**STATED EXERCISE**
Your task is to write out the complete listing exactly as it is shown.

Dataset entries
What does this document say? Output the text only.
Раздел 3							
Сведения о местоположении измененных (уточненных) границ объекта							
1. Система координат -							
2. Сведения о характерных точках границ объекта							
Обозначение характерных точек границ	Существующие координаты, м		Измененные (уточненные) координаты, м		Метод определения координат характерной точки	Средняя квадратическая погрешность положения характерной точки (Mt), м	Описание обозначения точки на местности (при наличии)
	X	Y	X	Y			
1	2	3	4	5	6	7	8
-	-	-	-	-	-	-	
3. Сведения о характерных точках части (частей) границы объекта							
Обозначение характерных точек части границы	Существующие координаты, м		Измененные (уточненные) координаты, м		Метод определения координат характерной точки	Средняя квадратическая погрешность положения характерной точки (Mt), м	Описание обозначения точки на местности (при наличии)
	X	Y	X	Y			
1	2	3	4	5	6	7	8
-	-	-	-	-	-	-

**TASK RESULT**
What does this document say? Output the text only.
Раздел 3							
Сведения о местоположении измененных (уточненных) границ объекта							
1. Система координат -							
2. Сведения о характерных точках границ объекта							
Обозначение характерных точек границ	Существующие координаты, м		Измененные (уточненные) координаты, м		Метод определения координат характерной точки	Средняя квадратическая погрешность положения характерной точки (Mt), м	Описание обозначения точки на местности (при наличии)
	X	Y	X	Y			
1	2	3	4	5	6	7	8
-	-	-	-	-	-	-	
3. Сведения о характерных точках части (частей) границы объекта							
Обозначение характерных точек части границы	Существующие координаты, м		Измененные (уточненные) координаты, м		Метод определения координат характерной точки	Средняя квадратическая погрешность положения характерной точки (Mt), м	Описание обозначения точки на местности (при наличии)
	X	Y	X	Y			
1	2	3	4	5	6	7	8
-	-	-	-	-	-	-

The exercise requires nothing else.